WHAT YOU NEED TO DO: Each record below should be repeated precisely as written.

* Start RECORDS FOR THE EXERCISE *

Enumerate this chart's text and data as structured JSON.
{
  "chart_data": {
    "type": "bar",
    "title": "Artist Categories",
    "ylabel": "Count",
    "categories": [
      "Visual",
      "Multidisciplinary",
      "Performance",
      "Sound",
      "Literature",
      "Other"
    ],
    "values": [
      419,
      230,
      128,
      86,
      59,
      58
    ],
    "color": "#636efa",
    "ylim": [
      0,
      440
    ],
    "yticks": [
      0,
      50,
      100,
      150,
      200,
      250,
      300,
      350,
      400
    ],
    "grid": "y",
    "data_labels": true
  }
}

* End RECORDS FOR THE EXERCISE *

WRITTEN ANSWER:
Enumerate this chart's text and data as structured JSON.
{
  "chart_data": {
    "type": "bar",
    "title": "Artist Categories",
    "ylabel": "Count",
    "categories": [
      "Visual",
      "Multidisciplinary",
      "Performance",
      "Sound",
      "Literature",
      "Other"
    ],
    "values": [
      419,
      230,
      128,
      86,
      59,
      58
    ],
    "color": "#636efa",
    "ylim": [
      0,
      440
    ],
    "yticks": [
      0,
      50,
      100,
      150,
      200,
      250,
      300,
      350,
      400
    ],
    "grid": "y",
    "data_labels": true
  }
}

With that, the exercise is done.